● EXERCISE INSTRUCTIONS:
Restate each line word for word. Leave out every picture.

===== LISTED ENTRIES

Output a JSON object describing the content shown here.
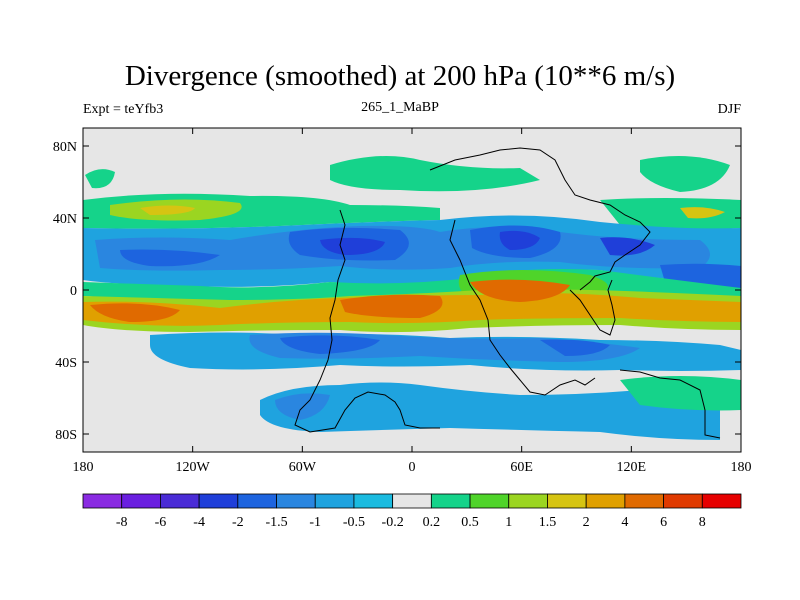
{
  "chart_data": {
    "type": "heatmap",
    "title": "Divergence (smoothed) at 200 hPa (10**6 m/s)",
    "left_label": "Expt = teYfb3",
    "center_label": "265_1_MaBP",
    "right_label": "DJF",
    "x_ticks": [
      "180",
      "120W",
      "60W",
      "0",
      "60E",
      "120E",
      "180"
    ],
    "x_tick_values": [
      -180,
      -120,
      -60,
      0,
      60,
      120,
      180
    ],
    "y_ticks": [
      "80N",
      "40N",
      "0",
      "40S",
      "80S"
    ],
    "y_tick_values": [
      80,
      40,
      0,
      -40,
      -80
    ],
    "xlim": [
      -180,
      180
    ],
    "ylim": [
      -90,
      90
    ],
    "colorbar": {
      "labels": [
        "-8",
        "-6",
        "-4",
        "-2",
        "-1.5",
        "-1",
        "-0.5",
        "-0.2",
        "0.2",
        "0.5",
        "1",
        "1.5",
        "2",
        "4",
        "6",
        "8"
      ],
      "colors": [
        "#8a2be2",
        "#6a1fe0",
        "#4a2cd6",
        "#1f3fd9",
        "#1d64df",
        "#2a86e0",
        "#1fa3df",
        "#1bbbe0",
        "#e6e6e6",
        "#15d38a",
        "#4fd42a",
        "#9bd521",
        "#d6c412",
        "#e0a000",
        "#e06a00",
        "#e03a00",
        "#e60000"
      ]
    },
    "bands": [
      {
        "lat_top": 70,
        "lat_bot": 58,
        "value": "0.5",
        "pattern": "sparse"
      },
      {
        "lat_top": 52,
        "lat_bot": 36,
        "value": "0.5 to 1",
        "pattern": "broad"
      },
      {
        "lat_top": 36,
        "lat_bot": 5,
        "value": "-0.5 to -4",
        "pattern": "broad"
      },
      {
        "lat_top": 5,
        "lat_bot": -5,
        "value": "0.2 to 1",
        "pattern": "broad"
      },
      {
        "lat_top": -5,
        "lat_bot": -25,
        "value": "1.5 to 4",
        "pattern": "broad"
      },
      {
        "lat_top": -25,
        "lat_bot": -45,
        "value": "-0.5 to -2",
        "pattern": "broad"
      },
      {
        "lat_top": -55,
        "lat_bot": -80,
        "value": "-0.5 to -1",
        "pattern": "sparse"
      }
    ]
  }
}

==========

● WRITTEN ANSWER:
Output a JSON object describing the content shown here.
{
  "chart_data": {
    "type": "heatmap",
    "title": "Divergence (smoothed) at 200 hPa (10**6 m/s)",
    "left_label": "Expt = teYfb3",
    "center_label": "265_1_MaBP",
    "right_label": "DJF",
    "x_ticks": [
      "180",
      "120W",
      "60W",
      "0",
      "60E",
      "120E",
      "180"
    ],
    "x_tick_values": [
      -180,
      -120,
      -60,
      0,
      60,
      120,
      180
    ],
    "y_ticks": [
      "80N",
      "40N",
      "0",
      "40S",
      "80S"
    ],
    "y_tick_values": [
      80,
      40,
      0,
      -40,
      -80
    ],
    "xlim": [
      -180,
      180
    ],
    "ylim": [
      -90,
      90
    ],
    "colorbar": {
      "labels": [
        "-8",
        "-6",
        "-4",
        "-2",
        "-1.5",
        "-1",
        "-0.5",
        "-0.2",
        "0.2",
        "0.5",
        "1",
        "1.5",
        "2",
        "4",
        "6",
        "8"
      ],
      "colors": [
        "#8a2be2",
        "#6a1fe0",
        "#4a2cd6",
        "#1f3fd9",
        "#1d64df",
        "#2a86e0",
        "#1fa3df",
        "#1bbbe0",
        "#e6e6e6",
        "#15d38a",
        "#4fd42a",
        "#9bd521",
        "#d6c412",
        "#e0a000",
        "#e06a00",
        "#e03a00",
        "#e60000"
      ]
    },
    "bands": [
      {
        "lat_top": 70,
        "lat_bot": 58,
        "value": "0.5",
        "pattern": "sparse"
      },
      {
        "lat_top": 52,
        "lat_bot": 36,
        "value": "0.5 to 1",
        "pattern": "broad"
      },
      {
        "lat_top": 36,
        "lat_bot": 5,
        "value": "-0.5 to -4",
        "pattern": "broad"
      },
      {
        "lat_top": 5,
        "lat_bot": -5,
        "value": "0.2 to 1",
        "pattern": "broad"
      },
      {
        "lat_top": -5,
        "lat_bot": -25,
        "value": "1.5 to 4",
        "pattern": "broad"
      },
      {
        "lat_top": -25,
        "lat_bot": -45,
        "value": "-0.5 to -2",
        "pattern": "broad"
      },
      {
        "lat_top": -55,
        "lat_bot": -80,
        "value": "-0.5 to -1",
        "pattern": "sparse"
      }
    ]
  }
}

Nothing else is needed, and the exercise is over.